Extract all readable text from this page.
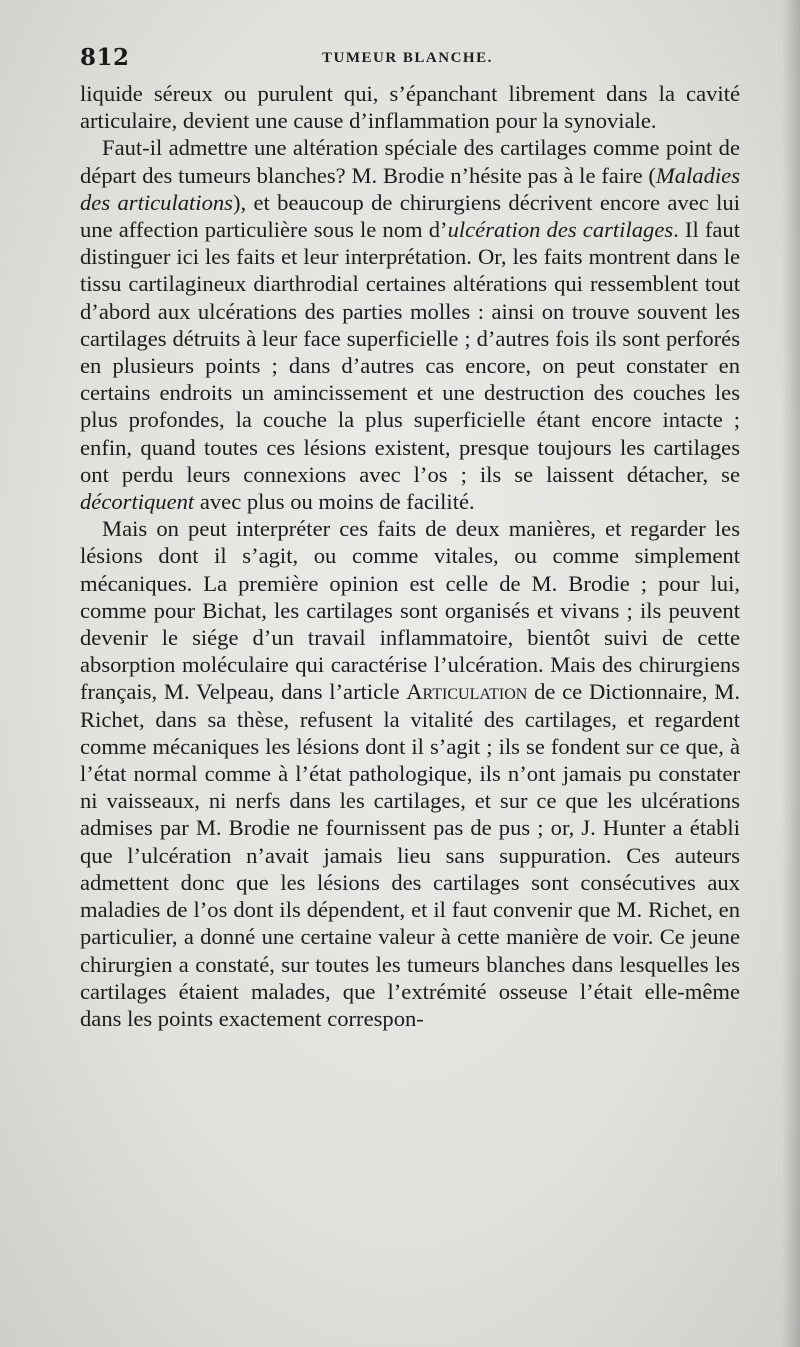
812	TUMEUR BLANCHE.

liquide séreux ou purulent qui, s’épanchant librement dans la cavité articulaire, devient une cause d’inflammation pour la synoviale.

Faut-il admettre une altération spéciale des cartilages comme point de départ des tumeurs blanches? M. Brodie n’hésite pas à le faire (Maladies des articulations), et beaucoup de chirurgiens décrivent encore avec lui une affection particulière sous le nom d’ulcération des cartilages. Il faut distinguer ici les faits et leur interprétation. Or, les faits montrent dans le tissu cartilagineux diarthrodial certaines altérations qui ressemblent tout d’abord aux ulcérations des parties molles : ainsi on trouve souvent les cartilages détruits à leur face superficielle ; d’autres fois ils sont perforés en plusieurs points ; dans d’autres cas encore, on peut constater en certains endroits un amincissement et une destruction des couches les plus profondes, la couche la plus superficielle étant encore intacte ; enfin, quand toutes ces lésions existent, presque toujours les cartilages ont perdu leurs connexions avec l’os ; ils se laissent détacher, se décortiquent avec plus ou moins de facilité.

Mais on peut interpréter ces faits de deux manières, et regarder les lésions dont il s’agit, ou comme vitales, ou comme simplement mécaniques. La première opinion est celle de M. Brodie ; pour lui, comme pour Bichat, les cartilages sont organisés et vivans ; ils peuvent devenir le siége d’un travail inflammatoire, bientôt suivi de cette absorption moléculaire qui caractérise l’ulcération. Mais des chirurgiens français, M. Velpeau, dans l’article Articulation de ce Dictionnaire, M. Richet, dans sa thèse, refusent la vitalité des cartilages, et regardent comme mécaniques les lésions dont il s’agit ; ils se fondent sur ce que, à l’état normal comme à l’état pathologique, ils n’ont jamais pu constater ni vaisseaux, ni nerfs dans les cartilages, et sur ce que les ulcérations admises par M. Brodie ne fournissent pas de pus ; or, J. Hunter a établi que l’ulcération n’avait jamais lieu sans suppuration. Ces auteurs admettent donc que les lésions des cartilages sont consécutives aux maladies de l’os dont ils dépendent, et il faut convenir que M. Richet, en particulier, a donné une certaine valeur à cette manière de voir. Ce jeune chirurgien a constaté, sur toutes les tumeurs blanches dans lesquelles les cartilages étaient malades, que l’extrémité osseuse l’était elle-même dans les points exactement correspon-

* [THE TASK]:
Without the pictures, print the records in full, exactly as they appear.

* [FINISHED EXERCISE]:
Extract all readable text from this page.
812	TUMEUR BLANCHE.

liquide séreux ou purulent qui, s’épanchant librement dans la cavité articulaire, devient une cause d’inflammation pour la synoviale.

Faut-il admettre une altération spéciale des cartilages comme point de départ des tumeurs blanches? M. Brodie n’hésite pas à le faire (Maladies des articulations), et beaucoup de chirurgiens décrivent encore avec lui une affection particulière sous le nom d’ulcération des cartilages. Il faut distinguer ici les faits et leur interprétation. Or, les faits montrent dans le tissu cartilagineux diarthrodial certaines altérations qui ressemblent tout d’abord aux ulcérations des parties molles : ainsi on trouve souvent les cartilages détruits à leur face superficielle ; d’autres fois ils sont perforés en plusieurs points ; dans d’autres cas encore, on peut constater en certains endroits un amincissement et une destruction des couches les plus profondes, la couche la plus superficielle étant encore intacte ; enfin, quand toutes ces lésions existent, presque toujours les cartilages ont perdu leurs connexions avec l’os ; ils se laissent détacher, se décortiquent avec plus ou moins de facilité.

Mais on peut interpréter ces faits de deux manières, et regarder les lésions dont il s’agit, ou comme vitales, ou comme simplement mécaniques. La première opinion est celle de M. Brodie ; pour lui, comme pour Bichat, les cartilages sont organisés et vivans ; ils peuvent devenir le siége d’un travail inflammatoire, bientôt suivi de cette absorption moléculaire qui caractérise l’ulcération. Mais des chirurgiens français, M. Velpeau, dans l’article Articulation de ce Dictionnaire, M. Richet, dans sa thèse, refusent la vitalité des cartilages, et regardent comme mécaniques les lésions dont il s’agit ; ils se fondent sur ce que, à l’état normal comme à l’état pathologique, ils n’ont jamais pu constater ni vaisseaux, ni nerfs dans les cartilages, et sur ce que les ulcérations admises par M. Brodie ne fournissent pas de pus ; or, J. Hunter a établi que l’ulcération n’avait jamais lieu sans suppuration. Ces auteurs admettent donc que les lésions des cartilages sont consécutives aux maladies de l’os dont ils dépendent, et il faut convenir que M. Richet, en particulier, a donné une certaine valeur à cette manière de voir. Ce jeune chirurgien a constaté, sur toutes les tumeurs blanches dans lesquelles les cartilages étaient malades, que l’extrémité osseuse l’était elle-même dans les points exactement correspon-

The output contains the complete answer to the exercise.